■ **CHALLENGE**
Copy out all the lines exactly. Omit pictures.

■ **RECORDS FOR THIS EXERCISE**
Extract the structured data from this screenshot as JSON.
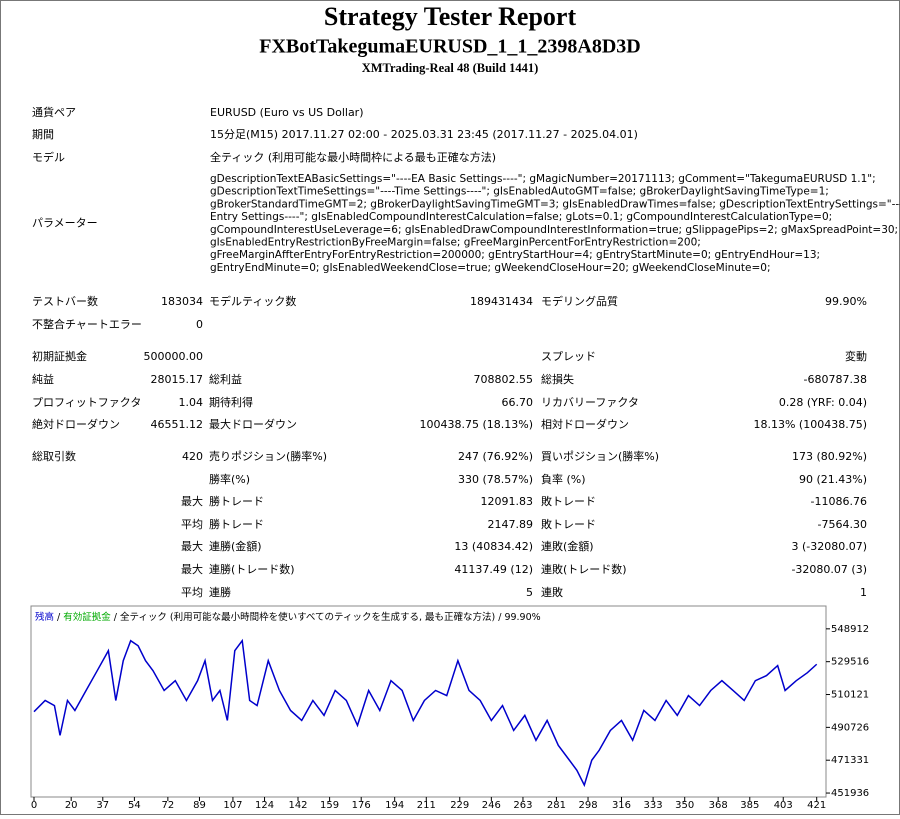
{
  "header": {
    "title": "Strategy Tester Report",
    "subtitle": "FXBotTakegumaEURUSD_1_1_2398A8D3D",
    "build": "XMTrading-Real 48 (Build 1441)"
  },
  "info": [
    {
      "label": "通貨ペア",
      "value": [
        "EURUSD (Euro vs US Dollar)"
      ]
    },
    {
      "label": "期間",
      "value": [
        "15分足(M15) 2017.11.27 02:00 - 2025.03.31 23:45 (2017.11.27 - 2025.04.01)"
      ]
    },
    {
      "label": "モデル",
      "value": [
        "全ティック (利用可能な最小時間枠による最も正確な方法)"
      ]
    },
    {
      "label": "パラメーター",
      "value": [
        "gDescriptionTextEABasicSettings=\"----EA Basic Settings----\"; gMagicNumber=20171113; gComment=\"TakegumaEURUSD 1.1\";",
        "gDescriptionTextTimeSettings=\"----Time Settings----\"; gIsEnabledAutoGMT=false; gBrokerDaylightSavingTimeType=1;",
        "gBrokerStandardTimeGMT=2; gBrokerDaylightSavingTimeGMT=3; gIsEnabledDrawTimes=false; gDescriptionTextEntrySettings=\"----",
        "Entry Settings----\"; gIsEnabledCompoundInterestCalculation=false; gLots=0.1; gCompoundInterestCalculationType=0;",
        "gCompoundInterestUseLeverage=6; gIsEnabledDrawCompoundInterestInformation=true; gSlippagePips=2; gMaxSpreadPoint=30;",
        "gIsEnabledEntryRestrictionByFreeMargin=false; gFreeMarginPercentForEntryRestriction=200;",
        "gFreeMarginAffterEntryForEntryRestriction=200000; gEntryStartHour=4; gEntryStartMinute=0; gEntryEndHour=13;",
        "gEntryEndMinute=0; gIsEnabledWeekendClose=true; gWeekendCloseHour=20; gWeekendCloseMinute=0;"
      ]
    }
  ],
  "summary": [
    [
      "テストバー数",
      "183034",
      "モデルティック数",
      "189431434",
      "モデリング品質",
      "99.90%"
    ],
    [
      "不整合チャートエラー",
      "0",
      null,
      null,
      null,
      null
    ],
    [
      "初期証拠金",
      "500000.00",
      null,
      null,
      "スプレッド",
      "変動"
    ],
    [
      "純益",
      "28015.17",
      "総利益",
      "708802.55",
      "総損失",
      "-680787.38"
    ],
    [
      "プロフィットファクタ",
      "1.04",
      "期待利得",
      "66.70",
      "リカバリーファクタ",
      "0.28 (YRF: 0.04)"
    ],
    [
      "絶対ドローダウン",
      "46551.12",
      "最大ドローダウン",
      "100438.75 (18.13%)",
      "相対ドローダウン",
      "18.13% (100438.75)"
    ],
    [
      "総取引数",
      "420",
      "売りポジション(勝率%)",
      "247 (76.92%)",
      "買いポジション(勝率%)",
      "173 (80.92%)"
    ],
    [
      null,
      null,
      "勝率(%)",
      "330 (78.57%)",
      "負率 (%)",
      "90 (21.43%)"
    ],
    [
      null,
      "最大",
      "勝トレード",
      "12091.83",
      "敗トレード",
      "-11086.76"
    ],
    [
      null,
      "平均",
      "勝トレード",
      "2147.89",
      "敗トレード",
      "-7564.30"
    ],
    [
      null,
      "最大",
      "連勝(金額)",
      "13 (40834.42)",
      "連敗(金額)",
      "3 (-32080.07)"
    ],
    [
      null,
      "最大",
      "連勝(トレード数)",
      "41137.49 (12)",
      "連敗(トレード数)",
      "-32080.07 (3)"
    ],
    [
      null,
      "平均",
      "連勝",
      "5",
      "連敗",
      "1"
    ]
  ],
  "chart_data": {
    "type": "line",
    "legend": [
      {
        "text": "残高",
        "color": "#0000cc"
      },
      {
        "text": "有効証拠金",
        "color": "#00aa00"
      }
    ],
    "separator": "/",
    "model": "全ティック (利用可能な最小時間枠を使いすべてのティックを生成する, 最も正確な方法)",
    "quality": "99.90%",
    "series": [
      {
        "name": "残高",
        "color": "#0000cc",
        "x": [
          0,
          6,
          11,
          14,
          18,
          22,
          28,
          34,
          40,
          44,
          48,
          52,
          56,
          60,
          64,
          70,
          76,
          82,
          88,
          92,
          96,
          100,
          104,
          108,
          112,
          116,
          120,
          126,
          132,
          138,
          144,
          150,
          156,
          162,
          168,
          174,
          180,
          186,
          192,
          198,
          204,
          210,
          216,
          222,
          228,
          234,
          240,
          246,
          252,
          258,
          264,
          270,
          276,
          282,
          288,
          292,
          296,
          300,
          304,
          310,
          316,
          322,
          328,
          334,
          340,
          346,
          352,
          358,
          364,
          370,
          376,
          382,
          388,
          394,
          400,
          404,
          410,
          416,
          421
        ],
        "values": [
          500000,
          506600,
          503600,
          486000,
          506600,
          500700,
          512500,
          524200,
          536000,
          506600,
          530100,
          541900,
          538900,
          530100,
          524200,
          512500,
          518300,
          506600,
          518300,
          530100,
          506600,
          512500,
          494800,
          536000,
          541900,
          506600,
          503600,
          530100,
          512500,
          500700,
          494800,
          506600,
          497800,
          512500,
          506600,
          491900,
          512500,
          500700,
          518300,
          512500,
          494800,
          506600,
          512500,
          509500,
          530100,
          512500,
          506600,
          494800,
          503600,
          488900,
          497800,
          483100,
          494800,
          480100,
          471300,
          465400,
          456600,
          471300,
          477200,
          488900,
          494800,
          483100,
          500700,
          494800,
          506600,
          497800,
          509500,
          503600,
          512500,
          518300,
          512500,
          506600,
          518300,
          521300,
          527200,
          512500,
          518300,
          523000,
          528000
        ]
      }
    ],
    "xlim": [
      0,
      426
    ],
    "ylim": [
      449600,
      562400
    ],
    "xticks": [
      0,
      20,
      37,
      54,
      72,
      89,
      107,
      124,
      142,
      159,
      176,
      194,
      211,
      229,
      246,
      263,
      281,
      298,
      316,
      333,
      350,
      368,
      385,
      403,
      421
    ],
    "yticks": [
      451936,
      471331,
      490726,
      510121,
      529516,
      548912
    ]
  }
}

■ **TASK ANSWER**
Extract the structured data from this screenshot as JSON.
{
  "header": {
    "title": "Strategy Tester Report",
    "subtitle": "FXBotTakegumaEURUSD_1_1_2398A8D3D",
    "build": "XMTrading-Real 48 (Build 1441)"
  },
  "info": [
    {
      "label": "通貨ペア",
      "value": [
        "EURUSD (Euro vs US Dollar)"
      ]
    },
    {
      "label": "期間",
      "value": [
        "15分足(M15) 2017.11.27 02:00 - 2025.03.31 23:45 (2017.11.27 - 2025.04.01)"
      ]
    },
    {
      "label": "モデル",
      "value": [
        "全ティック (利用可能な最小時間枠による最も正確な方法)"
      ]
    },
    {
      "label": "パラメーター",
      "value": [
        "gDescriptionTextEABasicSettings=\"----EA Basic Settings----\"; gMagicNumber=20171113; gComment=\"TakegumaEURUSD 1.1\";",
        "gDescriptionTextTimeSettings=\"----Time Settings----\"; gIsEnabledAutoGMT=false; gBrokerDaylightSavingTimeType=1;",
        "gBrokerStandardTimeGMT=2; gBrokerDaylightSavingTimeGMT=3; gIsEnabledDrawTimes=false; gDescriptionTextEntrySettings=\"----",
        "Entry Settings----\"; gIsEnabledCompoundInterestCalculation=false; gLots=0.1; gCompoundInterestCalculationType=0;",
        "gCompoundInterestUseLeverage=6; gIsEnabledDrawCompoundInterestInformation=true; gSlippagePips=2; gMaxSpreadPoint=30;",
        "gIsEnabledEntryRestrictionByFreeMargin=false; gFreeMarginPercentForEntryRestriction=200;",
        "gFreeMarginAffterEntryForEntryRestriction=200000; gEntryStartHour=4; gEntryStartMinute=0; gEntryEndHour=13;",
        "gEntryEndMinute=0; gIsEnabledWeekendClose=true; gWeekendCloseHour=20; gWeekendCloseMinute=0;"
      ]
    }
  ],
  "summary": [
    [
      "テストバー数",
      "183034",
      "モデルティック数",
      "189431434",
      "モデリング品質",
      "99.90%"
    ],
    [
      "不整合チャートエラー",
      "0",
      null,
      null,
      null,
      null
    ],
    [
      "初期証拠金",
      "500000.00",
      null,
      null,
      "スプレッド",
      "変動"
    ],
    [
      "純益",
      "28015.17",
      "総利益",
      "708802.55",
      "総損失",
      "-680787.38"
    ],
    [
      "プロフィットファクタ",
      "1.04",
      "期待利得",
      "66.70",
      "リカバリーファクタ",
      "0.28 (YRF: 0.04)"
    ],
    [
      "絶対ドローダウン",
      "46551.12",
      "最大ドローダウン",
      "100438.75 (18.13%)",
      "相対ドローダウン",
      "18.13% (100438.75)"
    ],
    [
      "総取引数",
      "420",
      "売りポジション(勝率%)",
      "247 (76.92%)",
      "買いポジション(勝率%)",
      "173 (80.92%)"
    ],
    [
      null,
      null,
      "勝率(%)",
      "330 (78.57%)",
      "負率 (%)",
      "90 (21.43%)"
    ],
    [
      null,
      "最大",
      "勝トレード",
      "12091.83",
      "敗トレード",
      "-11086.76"
    ],
    [
      null,
      "平均",
      "勝トレード",
      "2147.89",
      "敗トレード",
      "-7564.30"
    ],
    [
      null,
      "最大",
      "連勝(金額)",
      "13 (40834.42)",
      "連敗(金額)",
      "3 (-32080.07)"
    ],
    [
      null,
      "最大",
      "連勝(トレード数)",
      "41137.49 (12)",
      "連敗(トレード数)",
      "-32080.07 (3)"
    ],
    [
      null,
      "平均",
      "連勝",
      "5",
      "連敗",
      "1"
    ]
  ],
  "chart_data": {
    "type": "line",
    "legend": [
      {
        "text": "残高",
        "color": "#0000cc"
      },
      {
        "text": "有効証拠金",
        "color": "#00aa00"
      }
    ],
    "separator": "/",
    "model": "全ティック (利用可能な最小時間枠を使いすべてのティックを生成する, 最も正確な方法)",
    "quality": "99.90%",
    "series": [
      {
        "name": "残高",
        "color": "#0000cc",
        "x": [
          0,
          6,
          11,
          14,
          18,
          22,
          28,
          34,
          40,
          44,
          48,
          52,
          56,
          60,
          64,
          70,
          76,
          82,
          88,
          92,
          96,
          100,
          104,
          108,
          112,
          116,
          120,
          126,
          132,
          138,
          144,
          150,
          156,
          162,
          168,
          174,
          180,
          186,
          192,
          198,
          204,
          210,
          216,
          222,
          228,
          234,
          240,
          246,
          252,
          258,
          264,
          270,
          276,
          282,
          288,
          292,
          296,
          300,
          304,
          310,
          316,
          322,
          328,
          334,
          340,
          346,
          352,
          358,
          364,
          370,
          376,
          382,
          388,
          394,
          400,
          404,
          410,
          416,
          421
        ],
        "values": [
          500000,
          506600,
          503600,
          486000,
          506600,
          500700,
          512500,
          524200,
          536000,
          506600,
          530100,
          541900,
          538900,
          530100,
          524200,
          512500,
          518300,
          506600,
          518300,
          530100,
          506600,
          512500,
          494800,
          536000,
          541900,
          506600,
          503600,
          530100,
          512500,
          500700,
          494800,
          506600,
          497800,
          512500,
          506600,
          491900,
          512500,
          500700,
          518300,
          512500,
          494800,
          506600,
          512500,
          509500,
          530100,
          512500,
          506600,
          494800,
          503600,
          488900,
          497800,
          483100,
          494800,
          480100,
          471300,
          465400,
          456600,
          471300,
          477200,
          488900,
          494800,
          483100,
          500700,
          494800,
          506600,
          497800,
          509500,
          503600,
          512500,
          518300,
          512500,
          506600,
          518300,
          521300,
          527200,
          512500,
          518300,
          523000,
          528000
        ]
      }
    ],
    "xlim": [
      0,
      426
    ],
    "ylim": [
      449600,
      562400
    ],
    "xticks": [
      0,
      20,
      37,
      54,
      72,
      89,
      107,
      124,
      142,
      159,
      176,
      194,
      211,
      229,
      246,
      263,
      281,
      298,
      316,
      333,
      350,
      368,
      385,
      403,
      421
    ],
    "yticks": [
      451936,
      471331,
      490726,
      510121,
      529516,
      548912
    ]
  }
}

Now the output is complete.